## BEGIN Provided information
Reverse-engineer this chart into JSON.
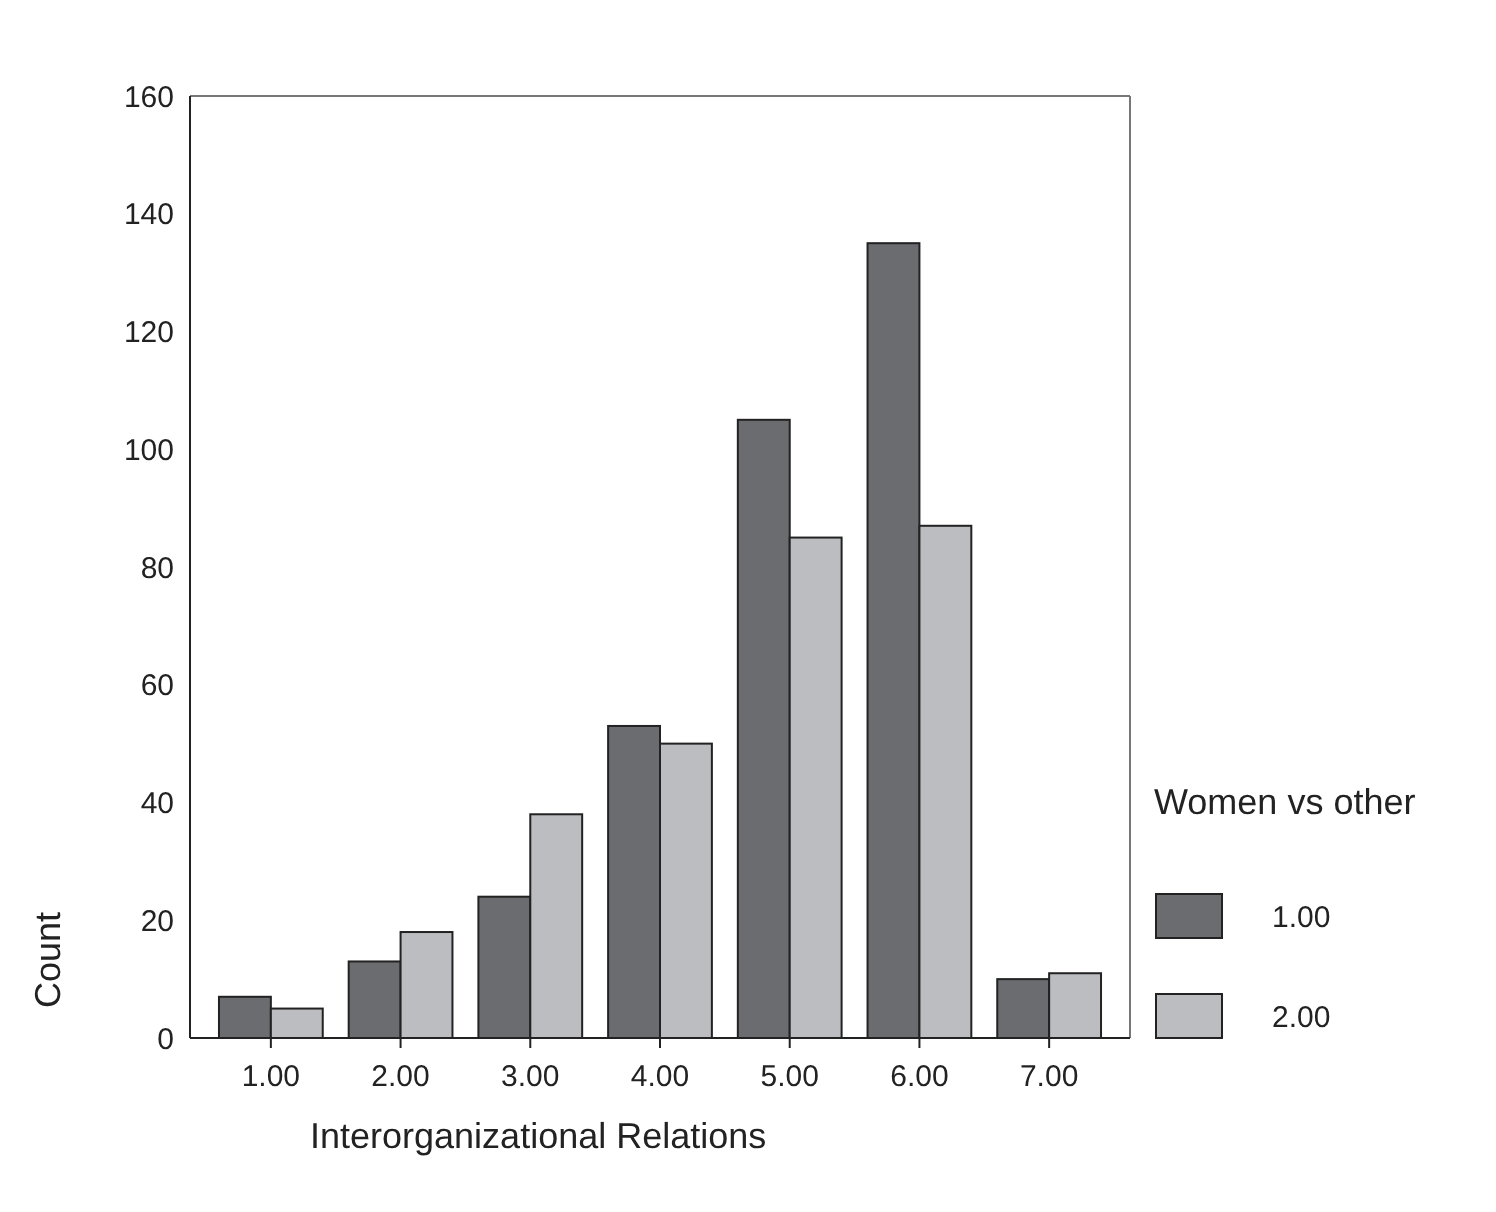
{
  "chart_data": {
    "type": "bar",
    "xlabel": "Interorganizational Relations",
    "ylabel": "Count",
    "legend_title": "Women vs other",
    "categories": [
      "1.00",
      "2.00",
      "3.00",
      "4.00",
      "5.00",
      "6.00",
      "7.00"
    ],
    "series": [
      {
        "name": "1.00",
        "color": "#6b6c70",
        "values": [
          7,
          13,
          24,
          53,
          105,
          135,
          10
        ]
      },
      {
        "name": "2.00",
        "color": "#bcbdc1",
        "values": [
          5,
          18,
          38,
          50,
          85,
          87,
          11
        ]
      }
    ],
    "ylim": [
      0,
      160
    ],
    "yticks": [
      0,
      20,
      40,
      60,
      80,
      100,
      120,
      140,
      160
    ],
    "legend": "right",
    "grid": false
  }
}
## END Provided information
* Objective *
Print out the material word for word, omitting the pictures.

* Answer for the task *
Reverse-engineer this chart into JSON.
{
  "chart_data": {
    "type": "bar",
    "xlabel": "Interorganizational Relations",
    "ylabel": "Count",
    "legend_title": "Women vs other",
    "categories": [
      "1.00",
      "2.00",
      "3.00",
      "4.00",
      "5.00",
      "6.00",
      "7.00"
    ],
    "series": [
      {
        "name": "1.00",
        "color": "#6b6c70",
        "values": [
          7,
          13,
          24,
          53,
          105,
          135,
          10
        ]
      },
      {
        "name": "2.00",
        "color": "#bcbdc1",
        "values": [
          5,
          18,
          38,
          50,
          85,
          87,
          11
        ]
      }
    ],
    "ylim": [
      0,
      160
    ],
    "yticks": [
      0,
      20,
      40,
      60,
      80,
      100,
      120,
      140,
      160
    ],
    "legend": "right",
    "grid": false
  }
}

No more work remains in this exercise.